Written problem:
Retype each record shown below, leaving every character as it is.

Extracted records:
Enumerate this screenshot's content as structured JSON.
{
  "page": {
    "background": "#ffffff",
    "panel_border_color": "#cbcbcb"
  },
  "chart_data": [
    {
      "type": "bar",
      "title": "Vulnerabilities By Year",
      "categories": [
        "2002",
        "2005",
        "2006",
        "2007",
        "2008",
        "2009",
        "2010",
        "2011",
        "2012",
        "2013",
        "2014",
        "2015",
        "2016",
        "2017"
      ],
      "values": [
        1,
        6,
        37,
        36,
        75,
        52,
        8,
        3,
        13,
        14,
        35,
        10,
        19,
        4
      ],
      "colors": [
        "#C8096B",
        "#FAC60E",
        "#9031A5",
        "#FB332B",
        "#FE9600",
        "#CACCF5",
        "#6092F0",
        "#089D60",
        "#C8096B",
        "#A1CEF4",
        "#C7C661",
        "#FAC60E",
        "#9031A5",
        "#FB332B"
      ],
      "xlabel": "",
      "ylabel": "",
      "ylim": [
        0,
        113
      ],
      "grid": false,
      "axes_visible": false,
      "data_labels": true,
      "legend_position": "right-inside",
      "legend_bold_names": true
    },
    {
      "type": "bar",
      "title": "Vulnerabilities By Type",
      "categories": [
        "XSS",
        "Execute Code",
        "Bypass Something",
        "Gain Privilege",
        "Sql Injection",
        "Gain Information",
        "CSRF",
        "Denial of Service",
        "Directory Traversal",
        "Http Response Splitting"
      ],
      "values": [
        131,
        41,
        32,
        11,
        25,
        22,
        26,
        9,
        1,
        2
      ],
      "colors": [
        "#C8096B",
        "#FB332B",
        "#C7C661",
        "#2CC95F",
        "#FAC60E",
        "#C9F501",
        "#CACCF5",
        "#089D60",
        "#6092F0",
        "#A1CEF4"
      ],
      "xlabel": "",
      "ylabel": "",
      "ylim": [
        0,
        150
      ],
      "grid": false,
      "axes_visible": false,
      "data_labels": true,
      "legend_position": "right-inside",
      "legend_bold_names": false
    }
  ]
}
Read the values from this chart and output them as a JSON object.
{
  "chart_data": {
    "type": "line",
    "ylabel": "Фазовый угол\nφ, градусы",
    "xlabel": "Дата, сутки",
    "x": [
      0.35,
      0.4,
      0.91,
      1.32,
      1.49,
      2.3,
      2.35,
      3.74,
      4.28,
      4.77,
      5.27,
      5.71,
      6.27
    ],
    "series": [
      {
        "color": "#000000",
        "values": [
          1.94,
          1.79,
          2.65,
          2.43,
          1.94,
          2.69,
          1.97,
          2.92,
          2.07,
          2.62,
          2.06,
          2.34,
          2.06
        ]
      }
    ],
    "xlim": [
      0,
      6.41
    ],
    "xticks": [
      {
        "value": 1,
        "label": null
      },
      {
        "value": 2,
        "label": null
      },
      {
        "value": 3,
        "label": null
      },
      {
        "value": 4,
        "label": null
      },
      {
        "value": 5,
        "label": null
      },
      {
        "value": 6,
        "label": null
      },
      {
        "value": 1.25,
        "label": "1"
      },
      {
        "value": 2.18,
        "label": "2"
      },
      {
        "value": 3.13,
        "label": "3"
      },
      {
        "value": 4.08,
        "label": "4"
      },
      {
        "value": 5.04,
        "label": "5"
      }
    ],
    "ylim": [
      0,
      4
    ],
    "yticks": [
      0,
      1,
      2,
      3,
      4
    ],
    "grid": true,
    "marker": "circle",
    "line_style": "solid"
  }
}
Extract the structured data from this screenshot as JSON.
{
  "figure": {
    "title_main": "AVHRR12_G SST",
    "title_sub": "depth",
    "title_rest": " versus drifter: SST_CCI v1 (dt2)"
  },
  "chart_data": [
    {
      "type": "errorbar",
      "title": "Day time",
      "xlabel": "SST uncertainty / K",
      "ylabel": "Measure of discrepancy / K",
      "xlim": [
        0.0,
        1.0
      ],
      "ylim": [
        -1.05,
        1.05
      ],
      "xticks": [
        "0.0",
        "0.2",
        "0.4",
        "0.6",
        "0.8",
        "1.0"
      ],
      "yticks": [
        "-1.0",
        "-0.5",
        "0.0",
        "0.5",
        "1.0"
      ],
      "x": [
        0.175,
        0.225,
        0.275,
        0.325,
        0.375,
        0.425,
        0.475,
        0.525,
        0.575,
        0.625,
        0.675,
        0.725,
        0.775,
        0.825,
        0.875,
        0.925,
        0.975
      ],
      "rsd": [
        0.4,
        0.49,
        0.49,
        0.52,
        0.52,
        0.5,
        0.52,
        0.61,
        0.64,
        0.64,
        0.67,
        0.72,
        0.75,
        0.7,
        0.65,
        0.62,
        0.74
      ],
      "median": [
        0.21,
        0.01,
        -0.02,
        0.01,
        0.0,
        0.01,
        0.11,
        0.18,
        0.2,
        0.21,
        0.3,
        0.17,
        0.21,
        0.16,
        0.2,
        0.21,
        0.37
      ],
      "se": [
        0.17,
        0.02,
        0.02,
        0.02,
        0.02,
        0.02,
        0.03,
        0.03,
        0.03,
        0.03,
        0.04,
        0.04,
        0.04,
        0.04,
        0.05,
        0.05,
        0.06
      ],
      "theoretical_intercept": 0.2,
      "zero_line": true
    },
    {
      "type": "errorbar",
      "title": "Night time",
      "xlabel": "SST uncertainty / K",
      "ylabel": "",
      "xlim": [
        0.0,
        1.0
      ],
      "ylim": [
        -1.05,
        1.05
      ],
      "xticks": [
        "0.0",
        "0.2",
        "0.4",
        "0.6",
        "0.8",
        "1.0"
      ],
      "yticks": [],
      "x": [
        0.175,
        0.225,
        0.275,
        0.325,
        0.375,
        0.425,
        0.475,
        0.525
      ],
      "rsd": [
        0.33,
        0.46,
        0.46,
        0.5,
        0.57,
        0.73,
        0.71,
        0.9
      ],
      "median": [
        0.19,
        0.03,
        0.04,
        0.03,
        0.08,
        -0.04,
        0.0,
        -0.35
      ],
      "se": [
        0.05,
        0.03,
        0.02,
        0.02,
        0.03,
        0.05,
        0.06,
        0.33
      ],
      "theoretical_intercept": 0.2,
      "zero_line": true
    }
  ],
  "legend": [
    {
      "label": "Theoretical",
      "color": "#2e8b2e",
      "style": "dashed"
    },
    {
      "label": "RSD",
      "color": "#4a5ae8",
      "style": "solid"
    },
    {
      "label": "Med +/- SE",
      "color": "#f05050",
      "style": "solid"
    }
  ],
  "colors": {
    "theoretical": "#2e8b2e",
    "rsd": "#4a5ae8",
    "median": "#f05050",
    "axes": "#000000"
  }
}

Solution for this problem:
Enumerate this screenshot's content as structured JSON.
{
  "page": {
    "background": "#ffffff",
    "panel_border_color": "#cbcbcb"
  },
  "chart_data": [
    {
      "type": "bar",
      "title": "Vulnerabilities By Year",
      "categories": [
        "2002",
        "2005",
        "2006",
        "2007",
        "2008",
        "2009",
        "2010",
        "2011",
        "2012",
        "2013",
        "2014",
        "2015",
        "2016",
        "2017"
      ],
      "values": [
        1,
        6,
        37,
        36,
        75,
        52,
        8,
        3,
        13,
        14,
        35,
        10,
        19,
        4
      ],
      "colors": [
        "#C8096B",
        "#FAC60E",
        "#9031A5",
        "#FB332B",
        "#FE9600",
        "#CACCF5",
        "#6092F0",
        "#089D60",
        "#C8096B",
        "#A1CEF4",
        "#C7C661",
        "#FAC60E",
        "#9031A5",
        "#FB332B"
      ],
      "xlabel": "",
      "ylabel": "",
      "ylim": [
        0,
        113
      ],
      "grid": false,
      "axes_visible": false,
      "data_labels": true,
      "legend_position": "right-inside",
      "legend_bold_names": true
    },
    {
      "type": "bar",
      "title": "Vulnerabilities By Type",
      "categories": [
        "XSS",
        "Execute Code",
        "Bypass Something",
        "Gain Privilege",
        "Sql Injection",
        "Gain Information",
        "CSRF",
        "Denial of Service",
        "Directory Traversal",
        "Http Response Splitting"
      ],
      "values": [
        131,
        41,
        32,
        11,
        25,
        22,
        26,
        9,
        1,
        2
      ],
      "colors": [
        "#C8096B",
        "#FB332B",
        "#C7C661",
        "#2CC95F",
        "#FAC60E",
        "#C9F501",
        "#CACCF5",
        "#089D60",
        "#6092F0",
        "#A1CEF4"
      ],
      "xlabel": "",
      "ylabel": "",
      "ylim": [
        0,
        150
      ],
      "grid": false,
      "axes_visible": false,
      "data_labels": true,
      "legend_position": "right-inside",
      "legend_bold_names": false
    }
  ]
}
Read the values from this chart and output them as a JSON object.
{
  "chart_data": {
    "type": "line",
    "ylabel": "Фазовый угол\nφ, градусы",
    "xlabel": "Дата, сутки",
    "x": [
      0.35,
      0.4,
      0.91,
      1.32,
      1.49,
      2.3,
      2.35,
      3.74,
      4.28,
      4.77,
      5.27,
      5.71,
      6.27
    ],
    "series": [
      {
        "color": "#000000",
        "values": [
          1.94,
          1.79,
          2.65,
          2.43,
          1.94,
          2.69,
          1.97,
          2.92,
          2.07,
          2.62,
          2.06,
          2.34,
          2.06
        ]
      }
    ],
    "xlim": [
      0,
      6.41
    ],
    "xticks": [
      {
        "value": 1,
        "label": null
      },
      {
        "value": 2,
        "label": null
      },
      {
        "value": 3,
        "label": null
      },
      {
        "value": 4,
        "label": null
      },
      {
        "value": 5,
        "label": null
      },
      {
        "value": 6,
        "label": null
      },
      {
        "value": 1.25,
        "label": "1"
      },
      {
        "value": 2.18,
        "label": "2"
      },
      {
        "value": 3.13,
        "label": "3"
      },
      {
        "value": 4.08,
        "label": "4"
      },
      {
        "value": 5.04,
        "label": "5"
      }
    ],
    "ylim": [
      0,
      4
    ],
    "yticks": [
      0,
      1,
      2,
      3,
      4
    ],
    "grid": true,
    "marker": "circle",
    "line_style": "solid"
  }
}
Extract the structured data from this screenshot as JSON.
{
  "figure": {
    "title_main": "AVHRR12_G SST",
    "title_sub": "depth",
    "title_rest": " versus drifter: SST_CCI v1 (dt2)"
  },
  "chart_data": [
    {
      "type": "errorbar",
      "title": "Day time",
      "xlabel": "SST uncertainty / K",
      "ylabel": "Measure of discrepancy / K",
      "xlim": [
        0.0,
        1.0
      ],
      "ylim": [
        -1.05,
        1.05
      ],
      "xticks": [
        "0.0",
        "0.2",
        "0.4",
        "0.6",
        "0.8",
        "1.0"
      ],
      "yticks": [
        "-1.0",
        "-0.5",
        "0.0",
        "0.5",
        "1.0"
      ],
      "x": [
        0.175,
        0.225,
        0.275,
        0.325,
        0.375,
        0.425,
        0.475,
        0.525,
        0.575,
        0.625,
        0.675,
        0.725,
        0.775,
        0.825,
        0.875,
        0.925,
        0.975
      ],
      "rsd": [
        0.4,
        0.49,
        0.49,
        0.52,
        0.52,
        0.5,
        0.52,
        0.61,
        0.64,
        0.64,
        0.67,
        0.72,
        0.75,
        0.7,
        0.65,
        0.62,
        0.74
      ],
      "median": [
        0.21,
        0.01,
        -0.02,
        0.01,
        0.0,
        0.01,
        0.11,
        0.18,
        0.2,
        0.21,
        0.3,
        0.17,
        0.21,
        0.16,
        0.2,
        0.21,
        0.37
      ],
      "se": [
        0.17,
        0.02,
        0.02,
        0.02,
        0.02,
        0.02,
        0.03,
        0.03,
        0.03,
        0.03,
        0.04,
        0.04,
        0.04,
        0.04,
        0.05,
        0.05,
        0.06
      ],
      "theoretical_intercept": 0.2,
      "zero_line": true
    },
    {
      "type": "errorbar",
      "title": "Night time",
      "xlabel": "SST uncertainty / K",
      "ylabel": "",
      "xlim": [
        0.0,
        1.0
      ],
      "ylim": [
        -1.05,
        1.05
      ],
      "xticks": [
        "0.0",
        "0.2",
        "0.4",
        "0.6",
        "0.8",
        "1.0"
      ],
      "yticks": [],
      "x": [
        0.175,
        0.225,
        0.275,
        0.325,
        0.375,
        0.425,
        0.475,
        0.525
      ],
      "rsd": [
        0.33,
        0.46,
        0.46,
        0.5,
        0.57,
        0.73,
        0.71,
        0.9
      ],
      "median": [
        0.19,
        0.03,
        0.04,
        0.03,
        0.08,
        -0.04,
        0.0,
        -0.35
      ],
      "se": [
        0.05,
        0.03,
        0.02,
        0.02,
        0.03,
        0.05,
        0.06,
        0.33
      ],
      "theoretical_intercept": 0.2,
      "zero_line": true
    }
  ],
  "legend": [
    {
      "label": "Theoretical",
      "color": "#2e8b2e",
      "style": "dashed"
    },
    {
      "label": "RSD",
      "color": "#4a5ae8",
      "style": "solid"
    },
    {
      "label": "Med +/- SE",
      "color": "#f05050",
      "style": "solid"
    }
  ],
  "colors": {
    "theoretical": "#2e8b2e",
    "rsd": "#4a5ae8",
    "median": "#f05050",
    "axes": "#000000"
  }
}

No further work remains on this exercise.